Provided information –
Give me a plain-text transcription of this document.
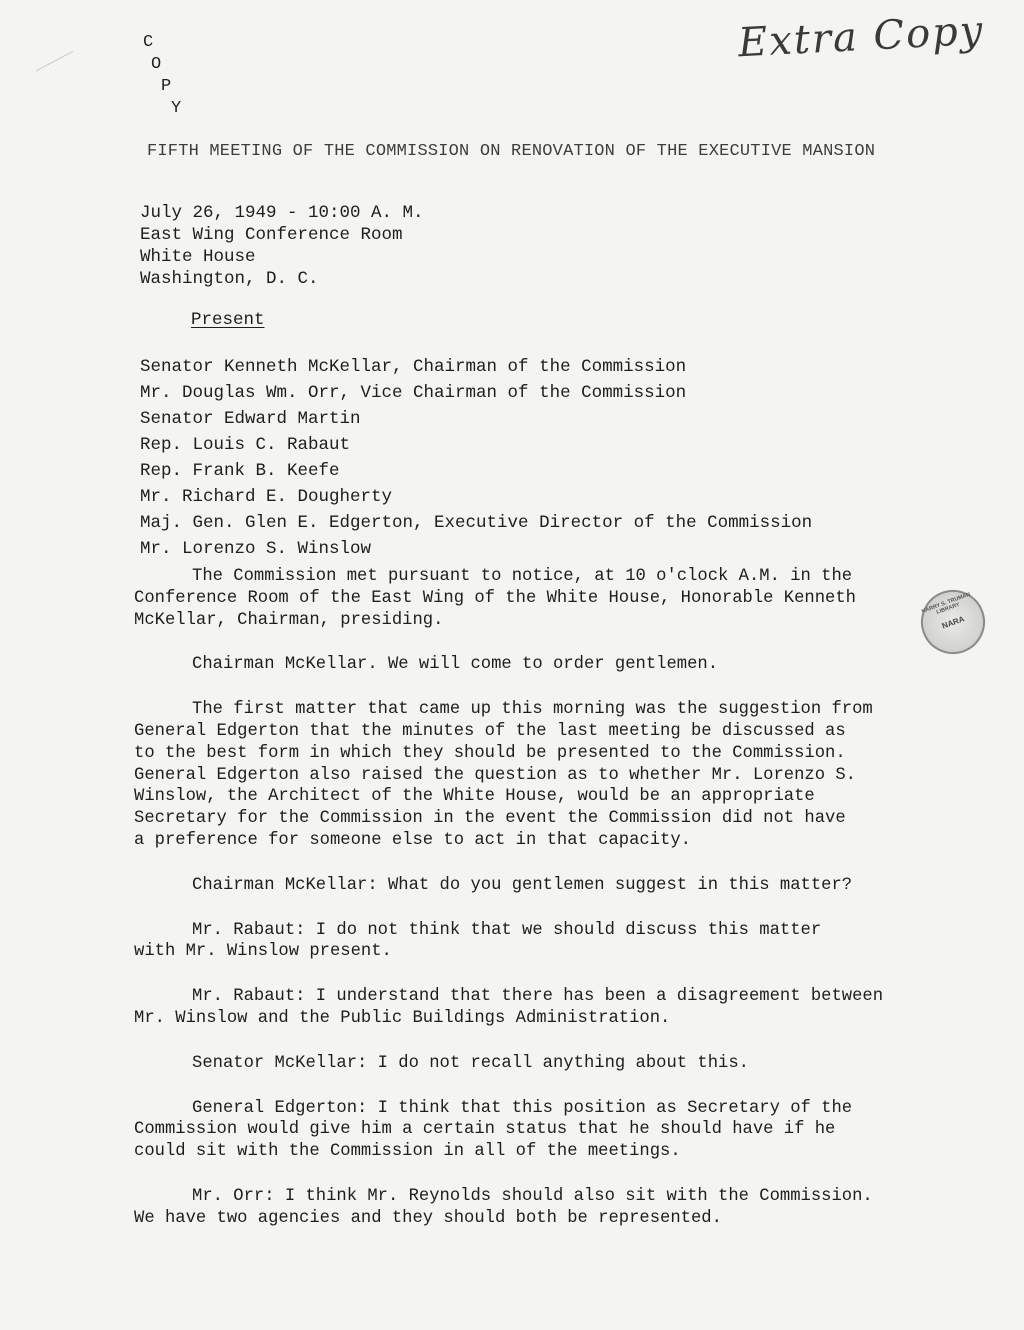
Extra Copy
C
O
P
Y
FIFTH MEETING OF THE COMMISSION ON RENOVATION OF THE EXECUTIVE MANSION
July 26, 1949 - 10:00 A. M.
East Wing Conference Room
White House
Washington, D. C.
Present
Senator Kenneth McKellar, Chairman of the Commission
Mr. Douglas Wm. Orr, Vice Chairman of the Commission
Senator Edward Martin
Rep. Louis C. Rabaut
Rep. Frank B. Keefe
Mr. Richard E. Dougherty
Maj. Gen. Glen E. Edgerton, Executive Director of the Commission
Mr. Lorenzo S. Winslow
The Commission met pursuant to notice, at 10 o'clock A.M. in the
Conference Room of the East Wing of the White House, Honorable Kenneth
McKellar, Chairman, presiding.
Chairman McKellar. We will come to order gentlemen.
The first matter that came up this morning was the suggestion from
General Edgerton that the minutes of the last meeting be discussed as
to the best form in which they should be presented to the Commission.
General Edgerton also raised the question as to whether Mr. Lorenzo S.
Winslow, the Architect of the White House, would be an appropriate
Secretary for the Commission in the event the Commission did not have
a preference for someone else to act in that capacity.
Chairman McKellar: What do you gentlemen suggest in this matter?
Mr. Rabaut: I do not think that we should discuss this matter
with Mr. Winslow present.
Mr. Rabaut: I understand that there has been a disagreement between
Mr. Winslow and the Public Buildings Administration.
Senator McKellar: I do not recall anything about this.
General Edgerton: I think that this position as Secretary of the
Commission would give him a certain status that he should have if he
could sit with the Commission in all of the meetings.
Mr. Orr: I think Mr. Reynolds should also sit with the Commission.
We have two agencies and they should both be represented.
HARRY S. TRUMAN LIBRARY
NARA
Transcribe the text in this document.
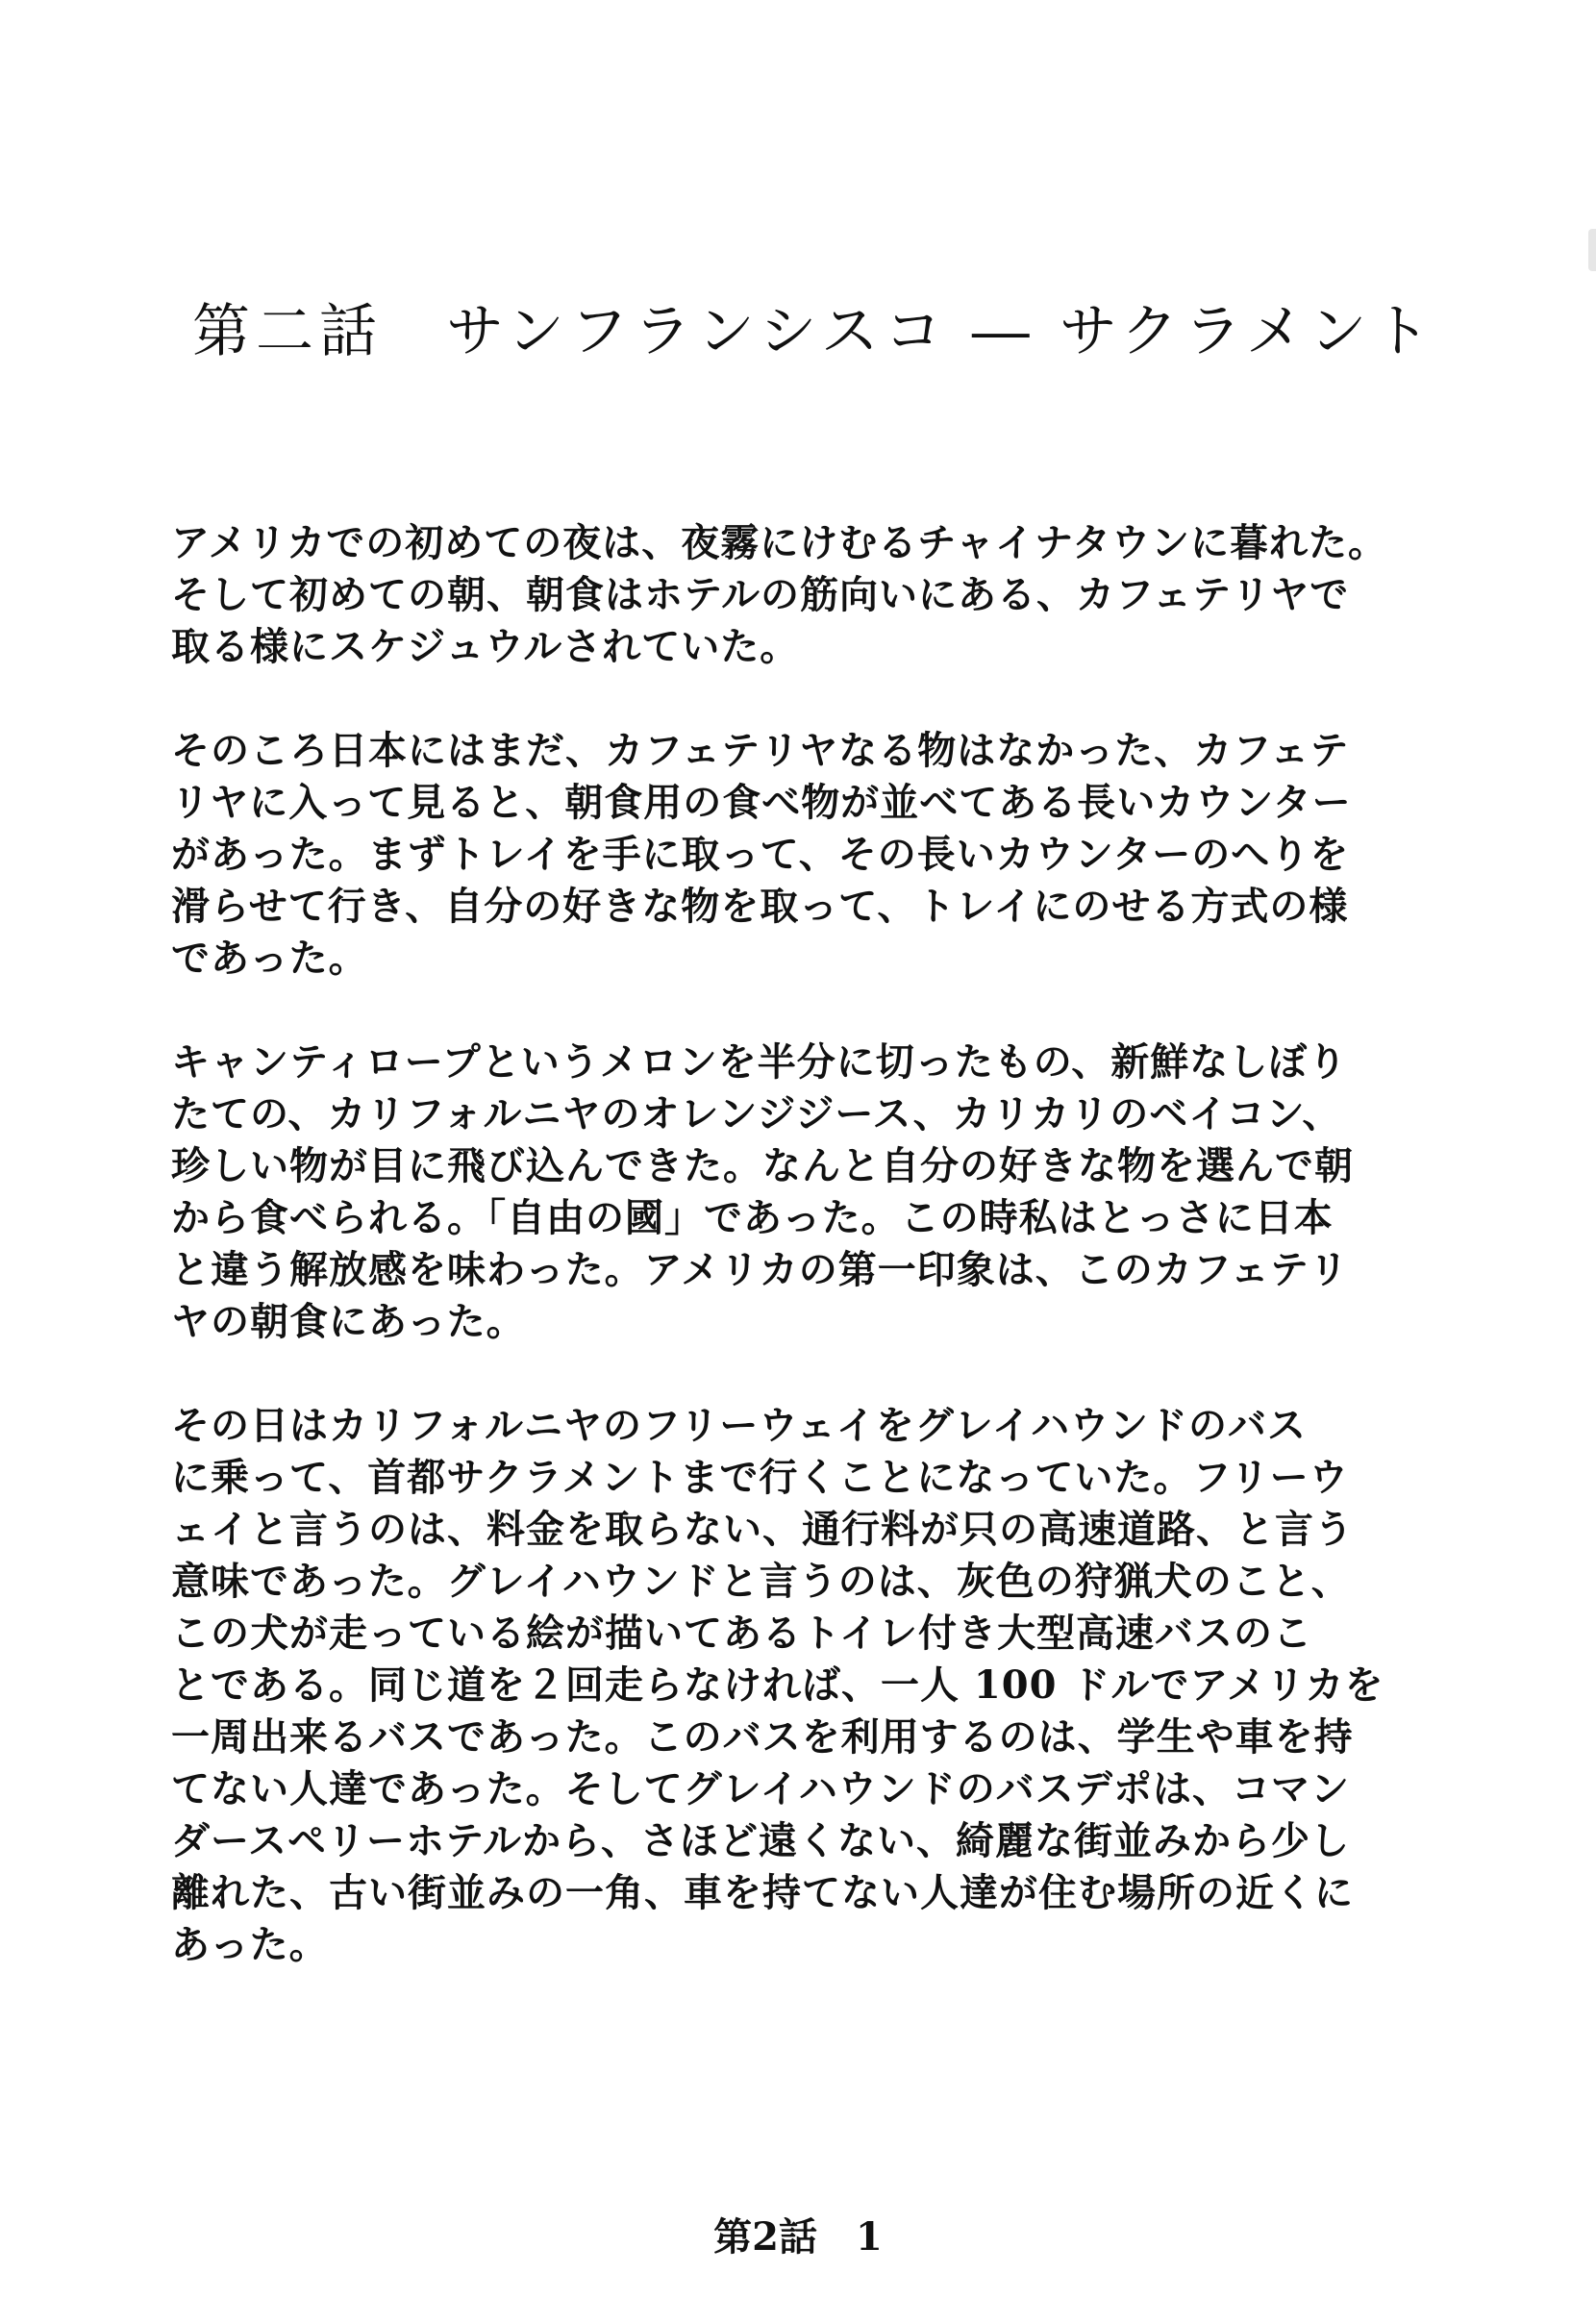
第二話　サンフランシスコ ― サクラメント

アメリカでの初めての夜は、夜霧にけむるチャイナタウンに暮れた。
そして初めての朝、朝食はホテルの筋向いにある、カフェテリヤで
取る様にスケジュウルされていた。

そのころ日本にはまだ、カフェテリヤなる物はなかった、カフェテ
リヤに入って見ると、朝食用の食べ物が並べてある長いカウンター
があった。まずトレイを手に取って、その長いカウンターのへりを
滑らせて行き、自分の好きな物を取って、トレイにのせる方式の様
であった。

キャンティロープというメロンを半分に切ったもの、新鮮なしぼり
たての、カリフォルニヤのオレンジジース、カリカリのベイコン、
珍しい物が目に飛び込んできた。なんと自分の好きな物を選んで朝
から食べられる。「自由の國」であった。この時私はとっさに日本
と違う解放感を味わった。アメリカの第一印象は、このカフェテリ
ヤの朝食にあった。

その日はカリフォルニヤのフリーウェイをグレイハウンドのバス
に乗って、首都サクラメントまで行くことになっていた。フリーウ
ェイと言うのは、料金を取らない、通行料が只の高速道路、と言う
意味であった。グレイハウンドと言うのは、灰色の狩猟犬のこと、
この犬が走っている絵が描いてあるトイレ付き大型高速バスのこ
とである。同じ道を２回走らなければ、一人 100 ドルでアメリカを
一周出来るバスであった。このバスを利用するのは、学生や車を持
てない人達であった。そしてグレイハウンドのバスデポは、コマン
ダースペリーホテルから、さほど遠くない、綺麗な街並みから少し
離れた、古い街並みの一角、車を持てない人達が住む場所の近くに
あった。

第2話　1
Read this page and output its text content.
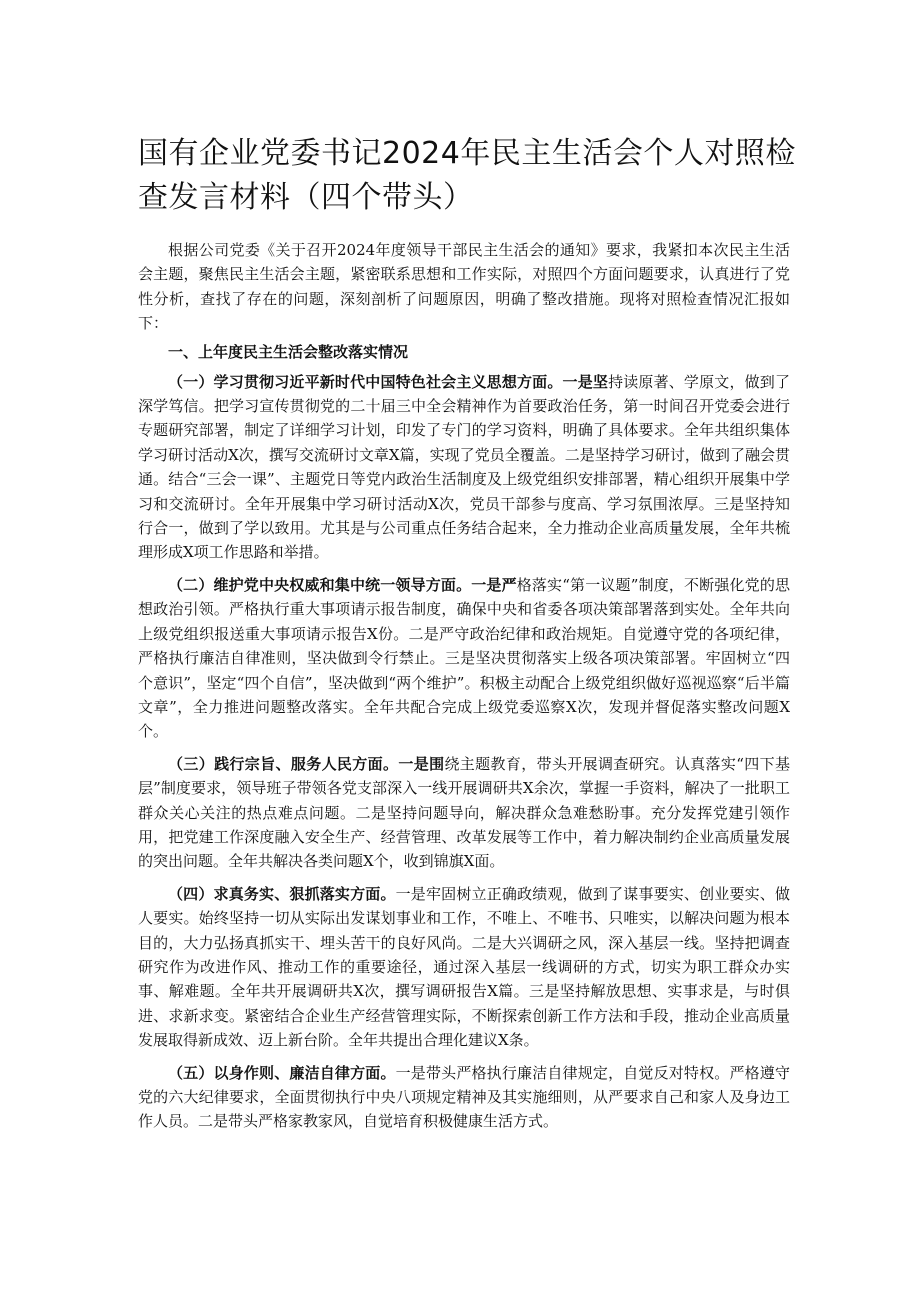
国有企业党委书记2024年民主生活会个人对照检查发言材料（四个带头）

根据公司党委《关于召开2024年度领导干部民主生活会的通知》要求，我紧扣本次民主生活会主题，聚焦民主生活会主题，紧密联系思想和工作实际，对照四个方面问题要求，认真进行了党性分析，查找了存在的问题，深刻剖析了问题原因，明确了整改措施。现将对照检查情况汇报如下：

一、上年度民主生活会整改落实情况

（一）学习贯彻习近平新时代中国特色社会主义思想方面。一是坚持读原著、学原文，做到了深学笃信。把学习宣传贯彻党的二十届三中全会精神作为首要政治任务，第一时间召开党委会进行专题研究部署，制定了详细学习计划，印发了专门的学习资料，明确了具体要求。全年共组织集体学习研讨活动X次，撰写交流研讨文章X篇，实现了党员全覆盖。二是坚持学习研讨，做到了融会贯通。结合“三会一课”、主题党日等党内政治生活制度及上级党组织安排部署，精心组织开展集中学习和交流研讨。全年开展集中学习研讨活动X次，党员干部参与度高、学习氛围浓厚。三是坚持知行合一，做到了学以致用。尤其是与公司重点任务结合起来，全力推动企业高质量发展，全年共梳理形成X项工作思路和举措。

（二）维护党中央权威和集中统一领导方面。一是严格落实“第一议题”制度，不断强化党的思想政治引领。严格执行重大事项请示报告制度，确保中央和省委各项决策部署落到实处。全年共向上级党组织报送重大事项请示报告X份。二是严守政治纪律和政治规矩。自觉遵守党的各项纪律，严格执行廉洁自律准则，坚决做到令行禁止。三是坚决贯彻落实上级各项决策部署。牢固树立“四个意识”，坚定“四个自信”，坚决做到“两个维护”。积极主动配合上级党组织做好巡视巡察“后半篇文章”，全力推进问题整改落实。全年共配合完成上级党委巡察X次，发现并督促落实整改问题X个。

（三）践行宗旨、服务人民方面。一是围绕主题教育，带头开展调查研究。认真落实“四下基层”制度要求，领导班子带领各党支部深入一线开展调研共X余次，掌握一手资料，解决了一批职工群众关心关注的热点难点问题。二是坚持问题导向，解决群众急难愁盼事。充分发挥党建引领作用，把党建工作深度融入安全生产、经营管理、改革发展等工作中，着力解决制约企业高质量发展的突出问题。全年共解决各类问题X个，收到锦旗X面。

（四）求真务实、狠抓落实方面。一是牢固树立正确政绩观，做到了谋事要实、创业要实、做人要实。始终坚持一切从实际出发谋划事业和工作，不唯上、不唯书、只唯实，以解决问题为根本目的，大力弘扬真抓实干、埋头苦干的良好风尚。二是大兴调研之风，深入基层一线。坚持把调查研究作为改进作风、推动工作的重要途径，通过深入基层一线调研的方式，切实为职工群众办实事、解难题。全年共开展调研共X次，撰写调研报告X篇。三是坚持解放思想、实事求是，与时俱进、求新求变。紧密结合企业生产经营管理实际，不断探索创新工作方法和手段，推动企业高质量发展取得新成效、迈上新台阶。全年共提出合理化建议X条。

（五）以身作则、廉洁自律方面。一是带头严格执行廉洁自律规定，自觉反对特权。严格遵守党的六大纪律要求，全面贯彻执行中央八项规定精神及其实施细则，从严要求自己和家人及身边工作人员。二是带头严格家教家风，自觉培育积极健康生活方式。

Task details – State, as a number only, how many lines in the entries include "General".

Final result – 3